> _What is asked_: Without the pictures, set down the records below word for word.

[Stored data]
>>
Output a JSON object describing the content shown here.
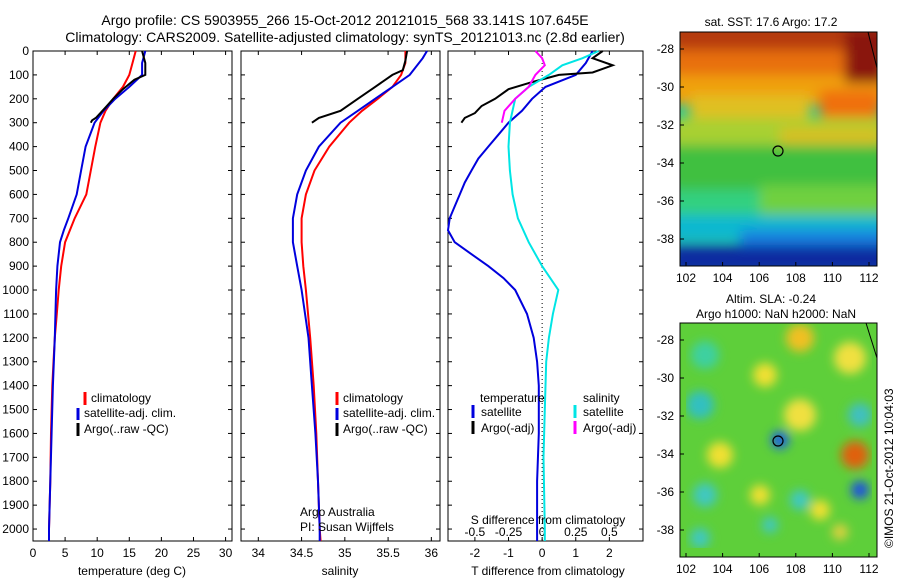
{
  "header": {
    "line1": "Argo profile: CS 5903955_266 15-Oct-2012 20121015_568 33.141S 107.645E",
    "line2": "Climatology: CARS2009. Satellite-adjusted climatology: synTS_20121013.nc (2.8d earlier)"
  },
  "legend": {
    "climatology": "climatology",
    "satellite": "satellite-adj. clim.",
    "argo": "Argo(..raw -QC)",
    "temperature": "temperature",
    "salinity": "salinity",
    "satellite_short": "satellite",
    "argo_adj": "Argo(-adj)"
  },
  "credits": {
    "line1": "Argo Australia",
    "line2": "PI: Susan Wijffels"
  },
  "colors": {
    "climatology": "#ff0000",
    "satellite": "#0000dd",
    "argo": "#000000",
    "sal_satellite": "#00e5e5",
    "sal_argo": "#ff00ff"
  },
  "maps": {
    "sst": {
      "title": "sat. SST: 17.6 Argo: 17.2",
      "xticks": [
        "102",
        "104",
        "106",
        "108",
        "110",
        "112"
      ],
      "yticks": [
        "-28",
        "-30",
        "-32",
        "-34",
        "-36",
        "-38"
      ]
    },
    "sla": {
      "title1": "Altim. SLA: -0.24",
      "title2": "Argo h1000: NaN h2000: NaN",
      "xticks": [
        "102",
        "104",
        "106",
        "108",
        "110",
        "112"
      ],
      "yticks": [
        "-28",
        "-30",
        "-32",
        "-34",
        "-36",
        "-38"
      ]
    }
  },
  "stamp": "©IMOS 21-Oct-2012 10:04:03",
  "chart_data": [
    {
      "type": "line",
      "xlabel": "temperature (deg C)",
      "xlim": [
        0,
        31
      ],
      "ylim": [
        2050,
        0
      ],
      "xticks": [
        "0",
        "5",
        "10",
        "15",
        "20",
        "25",
        "30"
      ],
      "yticks": [
        "0",
        "100",
        "200",
        "300",
        "400",
        "500",
        "600",
        "700",
        "800",
        "900",
        "1000",
        "1100",
        "1200",
        "1300",
        "1400",
        "1500",
        "1600",
        "1700",
        "1800",
        "1900",
        "2000"
      ],
      "series": [
        {
          "name": "climatology",
          "depth": [
            0,
            50,
            100,
            150,
            200,
            250,
            300,
            400,
            500,
            600,
            700,
            800,
            900,
            1000,
            1100,
            1200,
            1300,
            1400,
            1600,
            1800,
            2000,
            2050
          ],
          "values": [
            16,
            15.5,
            15,
            14,
            12.5,
            11.3,
            10.5,
            9.7,
            9,
            8.3,
            6.5,
            5,
            4.4,
            4,
            3.7,
            3.4,
            3.2,
            3,
            2.8,
            2.7,
            2.5,
            2.5
          ]
        },
        {
          "name": "satellite-adj. clim.",
          "depth": [
            0,
            50,
            100,
            150,
            200,
            250,
            300,
            400,
            500,
            600,
            700,
            750,
            800,
            900,
            1000,
            1200,
            1400,
            1600,
            1800,
            2000,
            2050
          ],
          "values": [
            17.5,
            17,
            17,
            15,
            12.8,
            11,
            9.6,
            8.2,
            7.5,
            6.8,
            5.5,
            4.8,
            4.2,
            3.8,
            3.6,
            3.4,
            3.1,
            2.9,
            2.7,
            2.5,
            2.5
          ]
        },
        {
          "name": "Argo(..raw -QC)",
          "depth": [
            0,
            50,
            100,
            120,
            160,
            200,
            230,
            260,
            280,
            290,
            300
          ],
          "values": [
            17,
            17.5,
            17.5,
            15.8,
            14,
            12.5,
            11.5,
            10.5,
            9.8,
            9.2,
            9
          ]
        }
      ]
    },
    {
      "type": "line",
      "xlabel": "salinity",
      "xlim": [
        33.8,
        36.1
      ],
      "ylim": [
        2050,
        0
      ],
      "xticks": [
        "34",
        "34.5",
        "35",
        "35.5",
        "36"
      ],
      "series": [
        {
          "name": "climatology",
          "depth": [
            0,
            50,
            100,
            150,
            200,
            250,
            300,
            400,
            500,
            600,
            700,
            800,
            900,
            1000,
            1200,
            1400,
            1600,
            1800,
            2000,
            2050
          ],
          "values": [
            35.7,
            35.7,
            35.65,
            35.55,
            35.38,
            35.2,
            35.05,
            34.82,
            34.65,
            34.55,
            34.5,
            34.5,
            34.52,
            34.55,
            34.6,
            34.64,
            34.67,
            34.69,
            34.71,
            34.72
          ]
        },
        {
          "name": "satellite-adj. clim.",
          "depth": [
            0,
            30,
            100,
            150,
            200,
            250,
            300,
            400,
            500,
            600,
            700,
            800,
            900,
            1000,
            1200,
            1400,
            1600,
            1800,
            2000,
            2050
          ],
          "values": [
            35.95,
            35.9,
            35.75,
            35.55,
            35.35,
            35.15,
            34.95,
            34.7,
            34.55,
            34.45,
            34.4,
            34.4,
            34.45,
            34.5,
            34.58,
            34.62,
            34.66,
            34.69,
            34.71,
            34.71
          ]
        },
        {
          "name": "Argo(..raw -QC)",
          "depth": [
            0,
            40,
            80,
            100,
            150,
            200,
            250,
            280,
            300
          ],
          "values": [
            35.72,
            35.7,
            35.67,
            35.55,
            35.35,
            35.15,
            34.95,
            34.7,
            34.62
          ]
        }
      ]
    },
    {
      "type": "line",
      "xlabel": "T difference from climatology",
      "top_xlabel": "S difference from climatology",
      "xlim": [
        -2.8,
        3.0
      ],
      "ylim": [
        2050,
        0
      ],
      "xticks": [
        "-2",
        "-1",
        "0",
        "1",
        "2"
      ],
      "top_xticks": [
        "-0.5",
        "-0.25",
        "0",
        "0.25",
        "0.5"
      ],
      "series": [
        {
          "name": "temperature satellite",
          "depth": [
            0,
            50,
            100,
            150,
            200,
            250,
            300,
            350,
            400,
            450,
            500,
            550,
            600,
            650,
            700,
            750,
            800,
            850,
            900,
            950,
            1000,
            1100,
            1200,
            1300,
            1400,
            1500,
            1600,
            1800,
            2000,
            2050
          ],
          "values": [
            1.5,
            1.3,
            1.0,
            0.1,
            -0.3,
            -0.6,
            -1.0,
            -1.3,
            -1.6,
            -1.9,
            -2.1,
            -2.3,
            -2.45,
            -2.6,
            -2.75,
            -2.8,
            -2.6,
            -2.1,
            -1.6,
            -1.15,
            -0.8,
            -0.45,
            -0.25,
            -0.15,
            -0.1,
            -0.1,
            -0.1,
            -0.15,
            -0.15,
            -0.15
          ]
        },
        {
          "name": "temperature Argo(-adj)",
          "depth": [
            0,
            30,
            60,
            90,
            100,
            130,
            160,
            200,
            230,
            260,
            280,
            300
          ],
          "values": [
            1.8,
            1.5,
            2.1,
            1.5,
            0.5,
            -0.3,
            -1.0,
            -1.4,
            -1.8,
            -2.0,
            -2.3,
            -2.4
          ]
        },
        {
          "name": "salinity satellite",
          "depth": [
            0,
            30,
            60,
            100,
            150,
            200,
            300,
            400,
            500,
            600,
            700,
            800,
            900,
            1000,
            1100,
            1200,
            1300,
            1500,
            1700,
            2000,
            2050
          ],
          "values": [
            0.42,
            0.3,
            0.15,
            0.05,
            -0.1,
            -0.2,
            -0.24,
            -0.25,
            -0.24,
            -0.22,
            -0.18,
            -0.1,
            0.0,
            0.12,
            0.08,
            0.05,
            0.03,
            0.02,
            0.01,
            0.02,
            0.02
          ]
        },
        {
          "name": "salinity Argo(-adj)",
          "depth": [
            0,
            30,
            60,
            100,
            150,
            200,
            250,
            300
          ],
          "values": [
            -0.05,
            0.0,
            0.02,
            -0.05,
            -0.1,
            -0.2,
            -0.28,
            -0.3
          ]
        }
      ]
    }
  ]
}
<<
> _Problem solution_:
Output a JSON object describing the content shown here.
{
  "header": {
    "line1": "Argo profile: CS 5903955_266 15-Oct-2012 20121015_568 33.141S 107.645E",
    "line2": "Climatology: CARS2009. Satellite-adjusted climatology: synTS_20121013.nc (2.8d earlier)"
  },
  "legend": {
    "climatology": "climatology",
    "satellite": "satellite-adj. clim.",
    "argo": "Argo(..raw -QC)",
    "temperature": "temperature",
    "salinity": "salinity",
    "satellite_short": "satellite",
    "argo_adj": "Argo(-adj)"
  },
  "credits": {
    "line1": "Argo Australia",
    "line2": "PI: Susan Wijffels"
  },
  "colors": {
    "climatology": "#ff0000",
    "satellite": "#0000dd",
    "argo": "#000000",
    "sal_satellite": "#00e5e5",
    "sal_argo": "#ff00ff"
  },
  "maps": {
    "sst": {
      "title": "sat. SST: 17.6 Argo: 17.2",
      "xticks": [
        "102",
        "104",
        "106",
        "108",
        "110",
        "112"
      ],
      "yticks": [
        "-28",
        "-30",
        "-32",
        "-34",
        "-36",
        "-38"
      ]
    },
    "sla": {
      "title1": "Altim. SLA: -0.24",
      "title2": "Argo h1000: NaN h2000: NaN",
      "xticks": [
        "102",
        "104",
        "106",
        "108",
        "110",
        "112"
      ],
      "yticks": [
        "-28",
        "-30",
        "-32",
        "-34",
        "-36",
        "-38"
      ]
    }
  },
  "stamp": "©IMOS 21-Oct-2012 10:04:03",
  "chart_data": [
    {
      "type": "line",
      "xlabel": "temperature (deg C)",
      "xlim": [
        0,
        31
      ],
      "ylim": [
        2050,
        0
      ],
      "xticks": [
        "0",
        "5",
        "10",
        "15",
        "20",
        "25",
        "30"
      ],
      "yticks": [
        "0",
        "100",
        "200",
        "300",
        "400",
        "500",
        "600",
        "700",
        "800",
        "900",
        "1000",
        "1100",
        "1200",
        "1300",
        "1400",
        "1500",
        "1600",
        "1700",
        "1800",
        "1900",
        "2000"
      ],
      "series": [
        {
          "name": "climatology",
          "depth": [
            0,
            50,
            100,
            150,
            200,
            250,
            300,
            400,
            500,
            600,
            700,
            800,
            900,
            1000,
            1100,
            1200,
            1300,
            1400,
            1600,
            1800,
            2000,
            2050
          ],
          "values": [
            16,
            15.5,
            15,
            14,
            12.5,
            11.3,
            10.5,
            9.7,
            9,
            8.3,
            6.5,
            5,
            4.4,
            4,
            3.7,
            3.4,
            3.2,
            3,
            2.8,
            2.7,
            2.5,
            2.5
          ]
        },
        {
          "name": "satellite-adj. clim.",
          "depth": [
            0,
            50,
            100,
            150,
            200,
            250,
            300,
            400,
            500,
            600,
            700,
            750,
            800,
            900,
            1000,
            1200,
            1400,
            1600,
            1800,
            2000,
            2050
          ],
          "values": [
            17.5,
            17,
            17,
            15,
            12.8,
            11,
            9.6,
            8.2,
            7.5,
            6.8,
            5.5,
            4.8,
            4.2,
            3.8,
            3.6,
            3.4,
            3.1,
            2.9,
            2.7,
            2.5,
            2.5
          ]
        },
        {
          "name": "Argo(..raw -QC)",
          "depth": [
            0,
            50,
            100,
            120,
            160,
            200,
            230,
            260,
            280,
            290,
            300
          ],
          "values": [
            17,
            17.5,
            17.5,
            15.8,
            14,
            12.5,
            11.5,
            10.5,
            9.8,
            9.2,
            9
          ]
        }
      ]
    },
    {
      "type": "line",
      "xlabel": "salinity",
      "xlim": [
        33.8,
        36.1
      ],
      "ylim": [
        2050,
        0
      ],
      "xticks": [
        "34",
        "34.5",
        "35",
        "35.5",
        "36"
      ],
      "series": [
        {
          "name": "climatology",
          "depth": [
            0,
            50,
            100,
            150,
            200,
            250,
            300,
            400,
            500,
            600,
            700,
            800,
            900,
            1000,
            1200,
            1400,
            1600,
            1800,
            2000,
            2050
          ],
          "values": [
            35.7,
            35.7,
            35.65,
            35.55,
            35.38,
            35.2,
            35.05,
            34.82,
            34.65,
            34.55,
            34.5,
            34.5,
            34.52,
            34.55,
            34.6,
            34.64,
            34.67,
            34.69,
            34.71,
            34.72
          ]
        },
        {
          "name": "satellite-adj. clim.",
          "depth": [
            0,
            30,
            100,
            150,
            200,
            250,
            300,
            400,
            500,
            600,
            700,
            800,
            900,
            1000,
            1200,
            1400,
            1600,
            1800,
            2000,
            2050
          ],
          "values": [
            35.95,
            35.9,
            35.75,
            35.55,
            35.35,
            35.15,
            34.95,
            34.7,
            34.55,
            34.45,
            34.4,
            34.4,
            34.45,
            34.5,
            34.58,
            34.62,
            34.66,
            34.69,
            34.71,
            34.71
          ]
        },
        {
          "name": "Argo(..raw -QC)",
          "depth": [
            0,
            40,
            80,
            100,
            150,
            200,
            250,
            280,
            300
          ],
          "values": [
            35.72,
            35.7,
            35.67,
            35.55,
            35.35,
            35.15,
            34.95,
            34.7,
            34.62
          ]
        }
      ]
    },
    {
      "type": "line",
      "xlabel": "T difference from climatology",
      "top_xlabel": "S difference from climatology",
      "xlim": [
        -2.8,
        3.0
      ],
      "ylim": [
        2050,
        0
      ],
      "xticks": [
        "-2",
        "-1",
        "0",
        "1",
        "2"
      ],
      "top_xticks": [
        "-0.5",
        "-0.25",
        "0",
        "0.25",
        "0.5"
      ],
      "series": [
        {
          "name": "temperature satellite",
          "depth": [
            0,
            50,
            100,
            150,
            200,
            250,
            300,
            350,
            400,
            450,
            500,
            550,
            600,
            650,
            700,
            750,
            800,
            850,
            900,
            950,
            1000,
            1100,
            1200,
            1300,
            1400,
            1500,
            1600,
            1800,
            2000,
            2050
          ],
          "values": [
            1.5,
            1.3,
            1.0,
            0.1,
            -0.3,
            -0.6,
            -1.0,
            -1.3,
            -1.6,
            -1.9,
            -2.1,
            -2.3,
            -2.45,
            -2.6,
            -2.75,
            -2.8,
            -2.6,
            -2.1,
            -1.6,
            -1.15,
            -0.8,
            -0.45,
            -0.25,
            -0.15,
            -0.1,
            -0.1,
            -0.1,
            -0.15,
            -0.15,
            -0.15
          ]
        },
        {
          "name": "temperature Argo(-adj)",
          "depth": [
            0,
            30,
            60,
            90,
            100,
            130,
            160,
            200,
            230,
            260,
            280,
            300
          ],
          "values": [
            1.8,
            1.5,
            2.1,
            1.5,
            0.5,
            -0.3,
            -1.0,
            -1.4,
            -1.8,
            -2.0,
            -2.3,
            -2.4
          ]
        },
        {
          "name": "salinity satellite",
          "depth": [
            0,
            30,
            60,
            100,
            150,
            200,
            300,
            400,
            500,
            600,
            700,
            800,
            900,
            1000,
            1100,
            1200,
            1300,
            1500,
            1700,
            2000,
            2050
          ],
          "values": [
            0.42,
            0.3,
            0.15,
            0.05,
            -0.1,
            -0.2,
            -0.24,
            -0.25,
            -0.24,
            -0.22,
            -0.18,
            -0.1,
            0.0,
            0.12,
            0.08,
            0.05,
            0.03,
            0.02,
            0.01,
            0.02,
            0.02
          ]
        },
        {
          "name": "salinity Argo(-adj)",
          "depth": [
            0,
            30,
            60,
            100,
            150,
            200,
            250,
            300
          ],
          "values": [
            -0.05,
            0.0,
            0.02,
            -0.05,
            -0.1,
            -0.2,
            -0.28,
            -0.3
          ]
        }
      ]
    }
  ]
}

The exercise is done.